▶ STATED GOAL:
What follows is a listing. Return every line of it exactly.

Stored data
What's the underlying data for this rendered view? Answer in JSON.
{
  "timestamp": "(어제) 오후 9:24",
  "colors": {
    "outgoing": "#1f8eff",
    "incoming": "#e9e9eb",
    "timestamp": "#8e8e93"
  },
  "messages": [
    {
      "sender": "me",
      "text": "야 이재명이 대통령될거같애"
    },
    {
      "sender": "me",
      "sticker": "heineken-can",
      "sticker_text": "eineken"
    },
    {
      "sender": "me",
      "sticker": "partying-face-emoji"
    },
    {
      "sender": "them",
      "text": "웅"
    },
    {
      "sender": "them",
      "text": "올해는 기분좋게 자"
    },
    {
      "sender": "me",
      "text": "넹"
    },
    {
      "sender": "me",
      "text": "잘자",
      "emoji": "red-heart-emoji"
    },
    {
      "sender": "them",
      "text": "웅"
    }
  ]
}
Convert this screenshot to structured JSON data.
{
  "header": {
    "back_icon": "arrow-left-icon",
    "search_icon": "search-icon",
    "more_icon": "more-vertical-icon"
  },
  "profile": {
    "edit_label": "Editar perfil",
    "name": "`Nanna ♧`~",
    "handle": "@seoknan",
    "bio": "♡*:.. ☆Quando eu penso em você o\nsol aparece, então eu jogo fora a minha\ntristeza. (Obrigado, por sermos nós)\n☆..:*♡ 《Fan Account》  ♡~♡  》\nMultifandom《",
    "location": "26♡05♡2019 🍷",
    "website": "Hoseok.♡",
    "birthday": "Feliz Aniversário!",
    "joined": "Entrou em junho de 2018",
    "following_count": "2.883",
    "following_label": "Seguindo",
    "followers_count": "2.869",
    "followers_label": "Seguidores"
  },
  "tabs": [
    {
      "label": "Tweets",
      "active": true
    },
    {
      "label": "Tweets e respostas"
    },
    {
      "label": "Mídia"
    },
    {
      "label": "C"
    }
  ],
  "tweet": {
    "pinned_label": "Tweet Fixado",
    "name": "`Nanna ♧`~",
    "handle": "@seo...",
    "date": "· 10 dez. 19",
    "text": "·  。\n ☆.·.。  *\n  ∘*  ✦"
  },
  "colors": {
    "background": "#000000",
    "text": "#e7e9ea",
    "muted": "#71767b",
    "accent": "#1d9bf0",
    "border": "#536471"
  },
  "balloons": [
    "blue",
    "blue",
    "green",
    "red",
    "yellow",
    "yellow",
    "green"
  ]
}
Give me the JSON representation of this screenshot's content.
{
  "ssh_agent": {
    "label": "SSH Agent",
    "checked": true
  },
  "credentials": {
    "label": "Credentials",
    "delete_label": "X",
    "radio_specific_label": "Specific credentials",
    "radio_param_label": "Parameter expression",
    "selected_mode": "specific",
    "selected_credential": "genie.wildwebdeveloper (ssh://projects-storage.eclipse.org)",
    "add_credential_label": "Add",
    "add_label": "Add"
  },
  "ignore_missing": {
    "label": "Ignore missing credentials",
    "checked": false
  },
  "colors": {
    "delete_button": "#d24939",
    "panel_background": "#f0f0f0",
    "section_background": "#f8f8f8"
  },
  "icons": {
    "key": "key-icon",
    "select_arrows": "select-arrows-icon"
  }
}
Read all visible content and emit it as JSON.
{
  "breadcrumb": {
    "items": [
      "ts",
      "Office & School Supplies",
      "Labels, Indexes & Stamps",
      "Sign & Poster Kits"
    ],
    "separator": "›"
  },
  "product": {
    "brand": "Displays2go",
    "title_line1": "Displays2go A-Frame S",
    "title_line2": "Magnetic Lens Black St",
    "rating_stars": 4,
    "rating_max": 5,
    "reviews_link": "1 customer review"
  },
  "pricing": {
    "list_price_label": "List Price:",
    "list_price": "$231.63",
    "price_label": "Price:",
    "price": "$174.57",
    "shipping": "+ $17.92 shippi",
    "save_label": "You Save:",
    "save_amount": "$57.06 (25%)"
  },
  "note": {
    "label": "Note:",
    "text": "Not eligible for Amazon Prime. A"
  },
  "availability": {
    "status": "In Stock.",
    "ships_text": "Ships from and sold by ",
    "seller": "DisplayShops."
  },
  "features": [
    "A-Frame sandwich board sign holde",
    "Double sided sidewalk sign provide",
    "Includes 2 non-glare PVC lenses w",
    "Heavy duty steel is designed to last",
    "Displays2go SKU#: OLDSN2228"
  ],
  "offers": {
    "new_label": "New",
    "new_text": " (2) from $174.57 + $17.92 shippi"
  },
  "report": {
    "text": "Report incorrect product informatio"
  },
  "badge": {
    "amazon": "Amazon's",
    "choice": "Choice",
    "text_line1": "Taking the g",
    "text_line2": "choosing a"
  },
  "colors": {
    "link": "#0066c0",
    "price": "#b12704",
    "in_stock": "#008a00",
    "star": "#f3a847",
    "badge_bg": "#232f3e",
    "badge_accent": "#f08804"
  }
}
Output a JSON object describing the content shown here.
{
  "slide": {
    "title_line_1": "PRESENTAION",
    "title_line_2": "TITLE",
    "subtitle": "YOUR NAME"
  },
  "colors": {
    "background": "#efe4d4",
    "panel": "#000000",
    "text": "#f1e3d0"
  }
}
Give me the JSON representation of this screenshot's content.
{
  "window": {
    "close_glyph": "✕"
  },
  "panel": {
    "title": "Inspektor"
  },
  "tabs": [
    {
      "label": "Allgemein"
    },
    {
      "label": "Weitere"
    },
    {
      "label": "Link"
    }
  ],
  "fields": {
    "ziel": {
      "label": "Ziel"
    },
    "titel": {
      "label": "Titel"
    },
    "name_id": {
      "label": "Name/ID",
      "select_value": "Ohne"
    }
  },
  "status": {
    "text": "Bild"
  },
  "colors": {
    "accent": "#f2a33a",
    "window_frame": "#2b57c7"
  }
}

▶ FINAL RESULT:
What's the underlying data for this rendered view? Answer in JSON.
{
  "timestamp": "(어제) 오후 9:24",
  "colors": {
    "outgoing": "#1f8eff",
    "incoming": "#e9e9eb",
    "timestamp": "#8e8e93"
  },
  "messages": [
    {
      "sender": "me",
      "text": "야 이재명이 대통령될거같애"
    },
    {
      "sender": "me",
      "sticker": "heineken-can",
      "sticker_text": "eineken"
    },
    {
      "sender": "me",
      "sticker": "partying-face-emoji"
    },
    {
      "sender": "them",
      "text": "웅"
    },
    {
      "sender": "them",
      "text": "올해는 기분좋게 자"
    },
    {
      "sender": "me",
      "text": "넹"
    },
    {
      "sender": "me",
      "text": "잘자",
      "emoji": "red-heart-emoji"
    },
    {
      "sender": "them",
      "text": "웅"
    }
  ]
}
Convert this screenshot to structured JSON data.
{
  "header": {
    "back_icon": "arrow-left-icon",
    "search_icon": "search-icon",
    "more_icon": "more-vertical-icon"
  },
  "profile": {
    "edit_label": "Editar perfil",
    "name": "`Nanna ♧`~",
    "handle": "@seoknan",
    "bio": "♡*:.. ☆Quando eu penso em você o\nsol aparece, então eu jogo fora a minha\ntristeza. (Obrigado, por sermos nós)\n☆..:*♡ 《Fan Account》  ♡~♡  》\nMultifandom《",
    "location": "26♡05♡2019 🍷",
    "website": "Hoseok.♡",
    "birthday": "Feliz Aniversário!",
    "joined": "Entrou em junho de 2018",
    "following_count": "2.883",
    "following_label": "Seguindo",
    "followers_count": "2.869",
    "followers_label": "Seguidores"
  },
  "tabs": [
    {
      "label": "Tweets",
      "active": true
    },
    {
      "label": "Tweets e respostas"
    },
    {
      "label": "Mídia"
    },
    {
      "label": "C"
    }
  ],
  "tweet": {
    "pinned_label": "Tweet Fixado",
    "name": "`Nanna ♧`~",
    "handle": "@seo...",
    "date": "· 10 dez. 19",
    "text": "·  。\n ☆.·.。  *\n  ∘*  ✦"
  },
  "colors": {
    "background": "#000000",
    "text": "#e7e9ea",
    "muted": "#71767b",
    "accent": "#1d9bf0",
    "border": "#536471"
  },
  "balloons": [
    "blue",
    "blue",
    "green",
    "red",
    "yellow",
    "yellow",
    "green"
  ]
}
Give me the JSON representation of this screenshot's content.
{
  "ssh_agent": {
    "label": "SSH Agent",
    "checked": true
  },
  "credentials": {
    "label": "Credentials",
    "delete_label": "X",
    "radio_specific_label": "Specific credentials",
    "radio_param_label": "Parameter expression",
    "selected_mode": "specific",
    "selected_credential": "genie.wildwebdeveloper (ssh://projects-storage.eclipse.org)",
    "add_credential_label": "Add",
    "add_label": "Add"
  },
  "ignore_missing": {
    "label": "Ignore missing credentials",
    "checked": false
  },
  "colors": {
    "delete_button": "#d24939",
    "panel_background": "#f0f0f0",
    "section_background": "#f8f8f8"
  },
  "icons": {
    "key": "key-icon",
    "select_arrows": "select-arrows-icon"
  }
}
Read all visible content and emit it as JSON.
{
  "breadcrumb": {
    "items": [
      "ts",
      "Office & School Supplies",
      "Labels, Indexes & Stamps",
      "Sign & Poster Kits"
    ],
    "separator": "›"
  },
  "product": {
    "brand": "Displays2go",
    "title_line1": "Displays2go A-Frame S",
    "title_line2": "Magnetic Lens Black St",
    "rating_stars": 4,
    "rating_max": 5,
    "reviews_link": "1 customer review"
  },
  "pricing": {
    "list_price_label": "List Price:",
    "list_price": "$231.63",
    "price_label": "Price:",
    "price": "$174.57",
    "shipping": "+ $17.92 shippi",
    "save_label": "You Save:",
    "save_amount": "$57.06 (25%)"
  },
  "note": {
    "label": "Note:",
    "text": "Not eligible for Amazon Prime. A"
  },
  "availability": {
    "status": "In Stock.",
    "ships_text": "Ships from and sold by ",
    "seller": "DisplayShops."
  },
  "features": [
    "A-Frame sandwich board sign holde",
    "Double sided sidewalk sign provide",
    "Includes 2 non-glare PVC lenses w",
    "Heavy duty steel is designed to last",
    "Displays2go SKU#: OLDSN2228"
  ],
  "offers": {
    "new_label": "New",
    "new_text": " (2) from $174.57 + $17.92 shippi"
  },
  "report": {
    "text": "Report incorrect product informatio"
  },
  "badge": {
    "amazon": "Amazon's",
    "choice": "Choice",
    "text_line1": "Taking the g",
    "text_line2": "choosing a"
  },
  "colors": {
    "link": "#0066c0",
    "price": "#b12704",
    "in_stock": "#008a00",
    "star": "#f3a847",
    "badge_bg": "#232f3e",
    "badge_accent": "#f08804"
  }
}
Output a JSON object describing the content shown here.
{
  "slide": {
    "title_line_1": "PRESENTAION",
    "title_line_2": "TITLE",
    "subtitle": "YOUR NAME"
  },
  "colors": {
    "background": "#efe4d4",
    "panel": "#000000",
    "text": "#f1e3d0"
  }
}
Give me the JSON representation of this screenshot's content.
{
  "window": {
    "close_glyph": "✕"
  },
  "panel": {
    "title": "Inspektor"
  },
  "tabs": [
    {
      "label": "Allgemein"
    },
    {
      "label": "Weitere"
    },
    {
      "label": "Link"
    }
  ],
  "fields": {
    "ziel": {
      "label": "Ziel"
    },
    "titel": {
      "label": "Titel"
    },
    "name_id": {
      "label": "Name/ID",
      "select_value": "Ohne"
    }
  },
  "status": {
    "text": "Bild"
  },
  "colors": {
    "accent": "#f2a33a",
    "window_frame": "#2b57c7"
  }
}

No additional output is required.